Description of the task: Copy each line below in which the word "secondhand" occurs.

[Excerpts from a figure dataset]
# # # #

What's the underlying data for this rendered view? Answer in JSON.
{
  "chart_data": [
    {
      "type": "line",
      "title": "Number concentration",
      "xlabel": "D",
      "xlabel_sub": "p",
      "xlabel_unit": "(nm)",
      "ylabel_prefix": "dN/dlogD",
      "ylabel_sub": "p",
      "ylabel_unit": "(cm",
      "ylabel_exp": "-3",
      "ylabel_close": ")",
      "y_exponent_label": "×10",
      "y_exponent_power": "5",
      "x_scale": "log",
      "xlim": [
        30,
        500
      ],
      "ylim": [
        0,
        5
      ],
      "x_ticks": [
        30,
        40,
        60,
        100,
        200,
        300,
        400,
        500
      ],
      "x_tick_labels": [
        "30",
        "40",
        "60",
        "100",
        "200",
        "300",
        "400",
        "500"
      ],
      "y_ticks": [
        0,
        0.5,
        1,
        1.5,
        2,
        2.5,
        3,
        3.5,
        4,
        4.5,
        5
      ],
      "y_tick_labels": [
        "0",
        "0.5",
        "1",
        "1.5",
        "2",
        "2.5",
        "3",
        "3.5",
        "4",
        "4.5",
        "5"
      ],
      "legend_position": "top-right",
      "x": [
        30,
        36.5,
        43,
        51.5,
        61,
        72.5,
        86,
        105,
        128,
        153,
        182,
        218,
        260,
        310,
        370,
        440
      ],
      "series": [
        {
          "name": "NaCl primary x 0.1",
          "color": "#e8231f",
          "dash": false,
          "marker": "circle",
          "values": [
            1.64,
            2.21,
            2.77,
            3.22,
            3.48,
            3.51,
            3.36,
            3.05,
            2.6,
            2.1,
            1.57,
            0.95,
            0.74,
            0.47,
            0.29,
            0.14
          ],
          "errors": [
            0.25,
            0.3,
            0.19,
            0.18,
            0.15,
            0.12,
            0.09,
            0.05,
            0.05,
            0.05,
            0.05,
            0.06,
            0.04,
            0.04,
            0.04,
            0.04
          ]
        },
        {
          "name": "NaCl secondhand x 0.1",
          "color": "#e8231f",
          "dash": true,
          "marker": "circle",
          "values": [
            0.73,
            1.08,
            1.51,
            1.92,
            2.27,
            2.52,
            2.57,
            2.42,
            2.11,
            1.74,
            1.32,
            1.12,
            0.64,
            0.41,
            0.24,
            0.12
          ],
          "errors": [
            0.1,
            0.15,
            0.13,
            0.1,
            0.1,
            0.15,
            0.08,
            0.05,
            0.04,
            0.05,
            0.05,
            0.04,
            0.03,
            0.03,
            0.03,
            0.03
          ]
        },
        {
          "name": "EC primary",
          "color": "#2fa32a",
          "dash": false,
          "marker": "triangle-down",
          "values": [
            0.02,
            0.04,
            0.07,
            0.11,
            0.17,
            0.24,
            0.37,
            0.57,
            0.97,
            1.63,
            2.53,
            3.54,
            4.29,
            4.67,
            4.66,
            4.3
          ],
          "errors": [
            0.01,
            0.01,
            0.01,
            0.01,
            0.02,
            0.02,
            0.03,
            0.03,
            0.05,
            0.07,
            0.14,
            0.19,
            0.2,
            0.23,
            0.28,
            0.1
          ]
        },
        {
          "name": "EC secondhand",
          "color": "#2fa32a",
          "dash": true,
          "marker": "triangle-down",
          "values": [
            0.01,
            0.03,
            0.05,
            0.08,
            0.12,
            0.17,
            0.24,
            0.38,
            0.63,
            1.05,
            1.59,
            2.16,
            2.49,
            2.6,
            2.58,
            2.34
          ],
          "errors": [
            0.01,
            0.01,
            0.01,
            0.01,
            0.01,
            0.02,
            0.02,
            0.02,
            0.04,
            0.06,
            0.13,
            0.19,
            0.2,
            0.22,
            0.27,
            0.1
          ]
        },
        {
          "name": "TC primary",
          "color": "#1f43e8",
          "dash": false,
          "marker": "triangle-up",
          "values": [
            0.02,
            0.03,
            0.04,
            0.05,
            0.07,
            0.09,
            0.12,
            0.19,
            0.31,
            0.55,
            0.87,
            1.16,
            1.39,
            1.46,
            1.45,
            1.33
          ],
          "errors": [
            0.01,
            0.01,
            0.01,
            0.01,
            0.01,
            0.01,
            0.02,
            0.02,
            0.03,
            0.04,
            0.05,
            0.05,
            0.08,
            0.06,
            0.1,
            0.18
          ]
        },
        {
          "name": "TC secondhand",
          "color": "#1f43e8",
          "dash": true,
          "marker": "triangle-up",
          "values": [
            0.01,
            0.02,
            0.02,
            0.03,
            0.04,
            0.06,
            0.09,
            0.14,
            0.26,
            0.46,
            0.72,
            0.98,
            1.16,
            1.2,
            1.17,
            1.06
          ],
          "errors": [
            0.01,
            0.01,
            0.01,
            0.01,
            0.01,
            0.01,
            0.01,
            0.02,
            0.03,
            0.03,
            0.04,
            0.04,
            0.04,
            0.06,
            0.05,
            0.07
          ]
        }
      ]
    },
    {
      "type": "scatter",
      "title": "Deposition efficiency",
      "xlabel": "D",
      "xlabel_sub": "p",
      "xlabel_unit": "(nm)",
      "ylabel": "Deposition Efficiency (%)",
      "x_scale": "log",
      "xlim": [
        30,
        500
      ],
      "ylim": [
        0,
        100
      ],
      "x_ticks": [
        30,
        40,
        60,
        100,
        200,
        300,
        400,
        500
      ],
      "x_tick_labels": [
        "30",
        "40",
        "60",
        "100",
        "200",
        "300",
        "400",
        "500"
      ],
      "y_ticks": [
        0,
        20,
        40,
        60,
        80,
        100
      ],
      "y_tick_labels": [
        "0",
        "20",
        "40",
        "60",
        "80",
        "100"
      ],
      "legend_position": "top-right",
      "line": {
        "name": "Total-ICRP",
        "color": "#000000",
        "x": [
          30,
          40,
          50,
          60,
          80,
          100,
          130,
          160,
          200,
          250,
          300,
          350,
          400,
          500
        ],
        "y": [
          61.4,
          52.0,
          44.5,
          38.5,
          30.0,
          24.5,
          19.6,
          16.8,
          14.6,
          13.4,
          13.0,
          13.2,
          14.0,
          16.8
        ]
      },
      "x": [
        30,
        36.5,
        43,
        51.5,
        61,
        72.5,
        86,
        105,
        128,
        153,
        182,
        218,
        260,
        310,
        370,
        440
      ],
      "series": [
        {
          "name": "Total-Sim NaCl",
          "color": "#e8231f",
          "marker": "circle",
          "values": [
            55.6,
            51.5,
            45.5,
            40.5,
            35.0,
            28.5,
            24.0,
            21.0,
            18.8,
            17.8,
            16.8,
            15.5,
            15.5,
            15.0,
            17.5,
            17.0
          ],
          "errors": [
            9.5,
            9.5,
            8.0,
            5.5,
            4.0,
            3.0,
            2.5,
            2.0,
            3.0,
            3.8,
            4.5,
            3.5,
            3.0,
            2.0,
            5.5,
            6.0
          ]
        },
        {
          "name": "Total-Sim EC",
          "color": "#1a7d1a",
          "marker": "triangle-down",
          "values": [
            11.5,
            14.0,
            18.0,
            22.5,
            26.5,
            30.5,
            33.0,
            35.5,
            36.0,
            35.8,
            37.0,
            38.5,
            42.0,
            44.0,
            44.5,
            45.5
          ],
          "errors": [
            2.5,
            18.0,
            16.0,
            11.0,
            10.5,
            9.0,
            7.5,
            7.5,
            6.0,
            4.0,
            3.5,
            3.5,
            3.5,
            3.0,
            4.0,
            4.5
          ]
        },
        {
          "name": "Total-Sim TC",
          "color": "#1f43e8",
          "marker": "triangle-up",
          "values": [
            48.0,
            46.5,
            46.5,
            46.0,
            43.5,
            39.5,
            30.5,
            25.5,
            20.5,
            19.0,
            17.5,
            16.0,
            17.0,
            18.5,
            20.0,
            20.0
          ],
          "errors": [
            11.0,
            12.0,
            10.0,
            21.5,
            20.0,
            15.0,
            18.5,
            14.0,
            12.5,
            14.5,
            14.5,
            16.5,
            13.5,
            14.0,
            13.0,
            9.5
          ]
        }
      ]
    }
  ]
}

# # # #

Solved exercise:
          "name": "NaCl secondhand x 0.1",
          "name": "EC secondhand",
          "name": "TC secondhand",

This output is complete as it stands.